◆ **EXERCISE DETAILS**: Identify each line in the records below that contains the word "问其所以作之利害", and copy it.
= = = = = = =
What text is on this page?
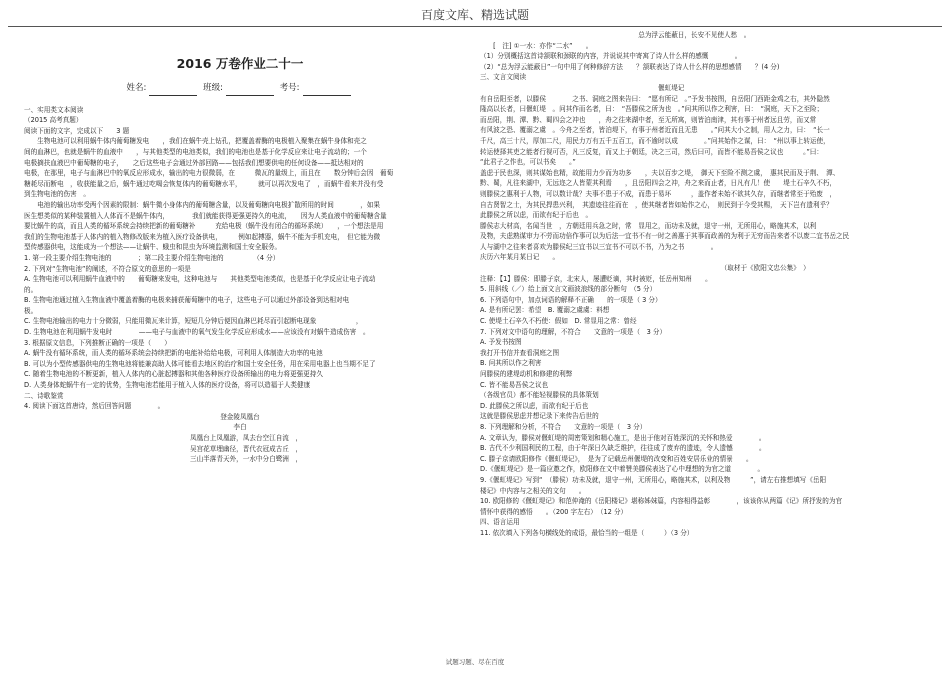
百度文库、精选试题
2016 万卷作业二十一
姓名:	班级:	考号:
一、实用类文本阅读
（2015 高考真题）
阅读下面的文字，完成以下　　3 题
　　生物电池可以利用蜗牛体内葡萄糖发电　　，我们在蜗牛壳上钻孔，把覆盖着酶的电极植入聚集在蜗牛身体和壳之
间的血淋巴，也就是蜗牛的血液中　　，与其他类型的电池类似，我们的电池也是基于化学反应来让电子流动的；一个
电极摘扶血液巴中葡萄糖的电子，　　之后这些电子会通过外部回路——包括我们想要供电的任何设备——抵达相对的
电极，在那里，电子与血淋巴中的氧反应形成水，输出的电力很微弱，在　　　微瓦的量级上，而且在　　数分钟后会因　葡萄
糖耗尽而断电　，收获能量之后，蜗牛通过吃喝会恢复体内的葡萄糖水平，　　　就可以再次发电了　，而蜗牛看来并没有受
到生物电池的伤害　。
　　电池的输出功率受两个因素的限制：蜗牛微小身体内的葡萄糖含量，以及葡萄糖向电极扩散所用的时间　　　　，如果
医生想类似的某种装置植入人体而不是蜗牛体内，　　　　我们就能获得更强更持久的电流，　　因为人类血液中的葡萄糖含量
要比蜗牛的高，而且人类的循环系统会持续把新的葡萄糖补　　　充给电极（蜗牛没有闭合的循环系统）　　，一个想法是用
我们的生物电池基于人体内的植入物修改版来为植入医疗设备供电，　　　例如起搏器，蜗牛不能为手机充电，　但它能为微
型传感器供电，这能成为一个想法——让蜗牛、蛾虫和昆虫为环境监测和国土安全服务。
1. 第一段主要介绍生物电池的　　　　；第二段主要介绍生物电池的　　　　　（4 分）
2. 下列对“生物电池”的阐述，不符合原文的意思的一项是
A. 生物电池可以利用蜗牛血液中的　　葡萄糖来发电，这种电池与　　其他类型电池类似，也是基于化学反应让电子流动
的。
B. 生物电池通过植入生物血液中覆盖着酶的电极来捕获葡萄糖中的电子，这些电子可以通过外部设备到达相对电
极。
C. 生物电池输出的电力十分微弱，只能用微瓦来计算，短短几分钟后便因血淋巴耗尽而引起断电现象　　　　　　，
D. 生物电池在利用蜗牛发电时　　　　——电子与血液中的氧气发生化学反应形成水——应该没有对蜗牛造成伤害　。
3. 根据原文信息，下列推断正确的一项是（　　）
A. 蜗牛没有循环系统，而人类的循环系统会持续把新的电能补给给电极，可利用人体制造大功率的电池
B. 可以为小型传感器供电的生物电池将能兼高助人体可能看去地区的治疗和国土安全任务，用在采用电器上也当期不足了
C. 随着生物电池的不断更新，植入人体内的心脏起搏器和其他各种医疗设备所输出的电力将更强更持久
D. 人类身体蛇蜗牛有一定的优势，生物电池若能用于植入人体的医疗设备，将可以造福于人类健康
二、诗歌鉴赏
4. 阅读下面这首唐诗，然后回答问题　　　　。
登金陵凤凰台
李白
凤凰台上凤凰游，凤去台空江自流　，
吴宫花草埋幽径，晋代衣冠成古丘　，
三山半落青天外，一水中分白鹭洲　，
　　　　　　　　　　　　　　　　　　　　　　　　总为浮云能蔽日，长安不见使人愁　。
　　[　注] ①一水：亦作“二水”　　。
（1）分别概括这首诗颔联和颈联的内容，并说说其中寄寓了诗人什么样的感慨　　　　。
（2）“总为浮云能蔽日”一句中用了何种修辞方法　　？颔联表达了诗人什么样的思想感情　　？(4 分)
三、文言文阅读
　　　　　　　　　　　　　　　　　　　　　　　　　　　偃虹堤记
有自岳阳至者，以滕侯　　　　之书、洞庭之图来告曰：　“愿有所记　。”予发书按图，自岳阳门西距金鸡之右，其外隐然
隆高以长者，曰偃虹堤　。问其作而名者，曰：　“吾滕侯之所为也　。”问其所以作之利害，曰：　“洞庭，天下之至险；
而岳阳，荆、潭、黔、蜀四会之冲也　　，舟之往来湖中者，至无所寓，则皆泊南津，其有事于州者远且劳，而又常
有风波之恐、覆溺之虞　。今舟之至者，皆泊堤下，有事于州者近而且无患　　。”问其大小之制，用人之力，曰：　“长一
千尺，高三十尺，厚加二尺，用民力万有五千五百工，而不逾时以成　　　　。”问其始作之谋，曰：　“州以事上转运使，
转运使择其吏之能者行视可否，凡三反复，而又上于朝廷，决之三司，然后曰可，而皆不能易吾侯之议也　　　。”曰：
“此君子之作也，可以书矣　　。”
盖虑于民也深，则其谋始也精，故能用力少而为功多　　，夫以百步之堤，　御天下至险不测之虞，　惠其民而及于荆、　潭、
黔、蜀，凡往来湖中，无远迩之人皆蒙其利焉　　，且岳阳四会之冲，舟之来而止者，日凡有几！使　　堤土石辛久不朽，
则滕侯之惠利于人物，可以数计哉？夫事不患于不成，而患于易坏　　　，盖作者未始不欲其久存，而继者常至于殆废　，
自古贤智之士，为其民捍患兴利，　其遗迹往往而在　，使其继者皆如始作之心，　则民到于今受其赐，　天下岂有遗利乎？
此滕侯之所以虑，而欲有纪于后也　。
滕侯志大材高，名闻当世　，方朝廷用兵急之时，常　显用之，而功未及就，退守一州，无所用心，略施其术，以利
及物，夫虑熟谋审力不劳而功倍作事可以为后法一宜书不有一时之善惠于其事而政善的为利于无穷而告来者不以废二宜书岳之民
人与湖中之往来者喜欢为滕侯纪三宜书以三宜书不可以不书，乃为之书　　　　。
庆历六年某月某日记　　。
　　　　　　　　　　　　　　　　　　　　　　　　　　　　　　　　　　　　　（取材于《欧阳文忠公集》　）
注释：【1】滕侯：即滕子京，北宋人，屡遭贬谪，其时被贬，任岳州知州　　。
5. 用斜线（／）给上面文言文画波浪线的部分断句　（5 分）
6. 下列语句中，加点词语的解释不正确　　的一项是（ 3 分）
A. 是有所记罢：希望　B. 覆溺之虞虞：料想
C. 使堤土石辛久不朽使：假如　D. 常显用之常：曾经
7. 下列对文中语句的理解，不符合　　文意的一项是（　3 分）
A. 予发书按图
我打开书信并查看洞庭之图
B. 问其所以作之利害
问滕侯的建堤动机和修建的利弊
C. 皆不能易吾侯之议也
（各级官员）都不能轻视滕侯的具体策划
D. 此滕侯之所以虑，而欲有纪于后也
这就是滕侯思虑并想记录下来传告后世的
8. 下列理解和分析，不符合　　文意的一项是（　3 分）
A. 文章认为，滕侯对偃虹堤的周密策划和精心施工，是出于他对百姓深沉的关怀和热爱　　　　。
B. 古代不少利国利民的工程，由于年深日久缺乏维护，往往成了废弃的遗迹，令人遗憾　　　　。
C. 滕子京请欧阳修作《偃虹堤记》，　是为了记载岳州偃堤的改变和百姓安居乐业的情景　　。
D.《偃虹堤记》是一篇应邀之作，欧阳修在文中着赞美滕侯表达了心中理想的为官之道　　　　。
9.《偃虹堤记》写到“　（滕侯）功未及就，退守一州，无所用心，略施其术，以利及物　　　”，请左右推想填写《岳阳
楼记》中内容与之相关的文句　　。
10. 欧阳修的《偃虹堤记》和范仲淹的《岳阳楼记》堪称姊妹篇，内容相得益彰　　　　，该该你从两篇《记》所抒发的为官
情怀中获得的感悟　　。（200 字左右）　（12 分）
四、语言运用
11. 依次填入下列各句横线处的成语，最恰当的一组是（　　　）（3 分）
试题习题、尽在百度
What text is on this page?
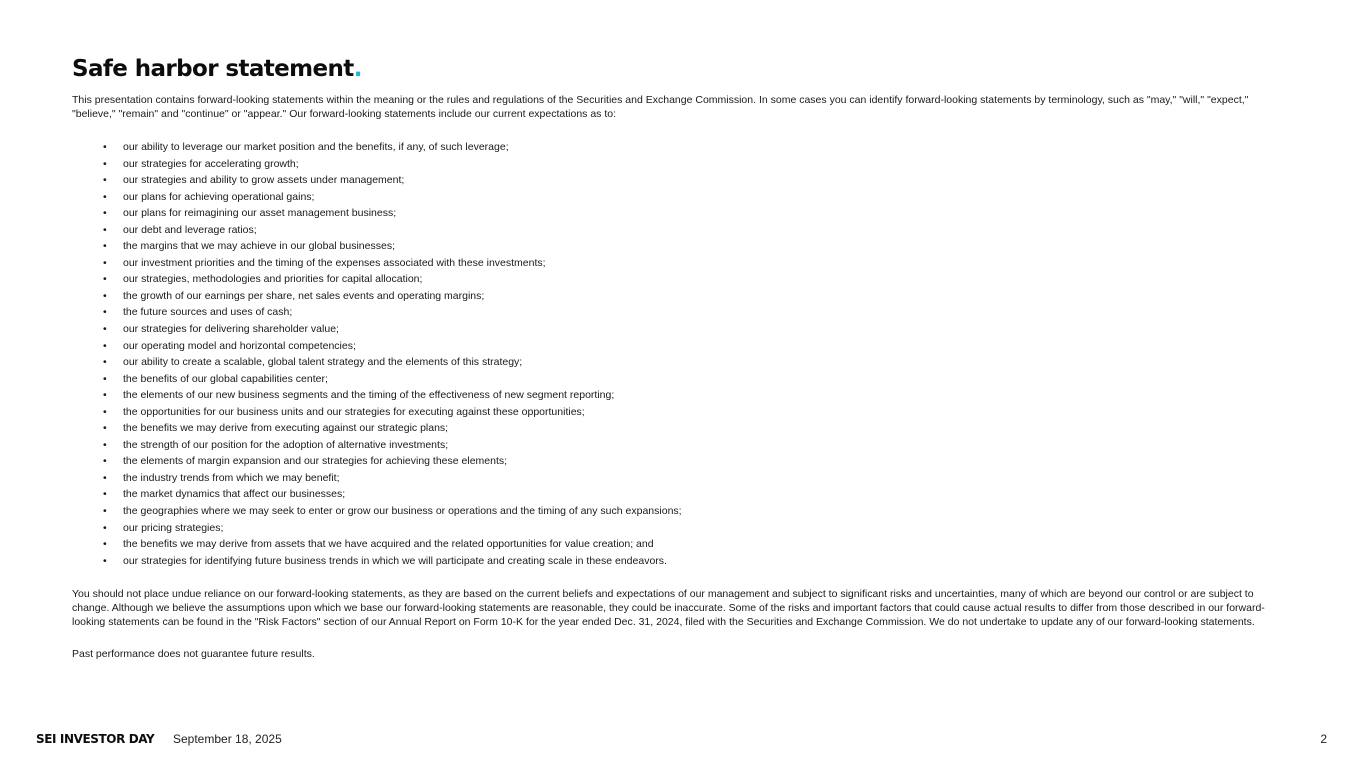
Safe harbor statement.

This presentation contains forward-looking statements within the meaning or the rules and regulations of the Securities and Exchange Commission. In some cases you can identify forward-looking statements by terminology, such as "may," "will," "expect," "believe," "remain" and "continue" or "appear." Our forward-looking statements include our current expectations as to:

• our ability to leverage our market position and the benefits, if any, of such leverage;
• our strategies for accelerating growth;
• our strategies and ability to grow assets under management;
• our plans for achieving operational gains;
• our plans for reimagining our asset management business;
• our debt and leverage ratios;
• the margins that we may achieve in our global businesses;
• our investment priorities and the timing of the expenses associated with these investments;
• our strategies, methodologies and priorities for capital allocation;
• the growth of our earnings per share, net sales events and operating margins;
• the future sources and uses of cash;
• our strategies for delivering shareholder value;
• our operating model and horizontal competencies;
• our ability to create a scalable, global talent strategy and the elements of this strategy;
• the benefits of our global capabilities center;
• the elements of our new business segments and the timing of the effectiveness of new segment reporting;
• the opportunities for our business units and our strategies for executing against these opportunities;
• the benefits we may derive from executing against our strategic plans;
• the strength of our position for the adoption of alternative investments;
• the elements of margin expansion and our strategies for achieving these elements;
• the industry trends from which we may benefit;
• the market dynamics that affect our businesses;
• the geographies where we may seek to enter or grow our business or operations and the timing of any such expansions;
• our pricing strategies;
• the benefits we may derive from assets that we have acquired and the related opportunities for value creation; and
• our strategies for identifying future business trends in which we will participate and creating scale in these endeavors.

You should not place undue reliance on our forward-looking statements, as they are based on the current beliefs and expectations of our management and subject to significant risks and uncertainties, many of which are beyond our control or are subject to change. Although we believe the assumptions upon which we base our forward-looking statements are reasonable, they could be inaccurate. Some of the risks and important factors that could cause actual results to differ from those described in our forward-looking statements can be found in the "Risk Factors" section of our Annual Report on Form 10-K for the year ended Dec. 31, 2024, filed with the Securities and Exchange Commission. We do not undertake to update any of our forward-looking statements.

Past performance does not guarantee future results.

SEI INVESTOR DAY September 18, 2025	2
= = = = = = =
◆ **RESPONSE TO THIS TASK**:
隆高以长者，曰偃虹堤　。问其作而名者，曰：　“吾滕侯之所为也　。”问其所以作之利害，曰：　“洞庭，天下之至险；
B. 问其所以作之利害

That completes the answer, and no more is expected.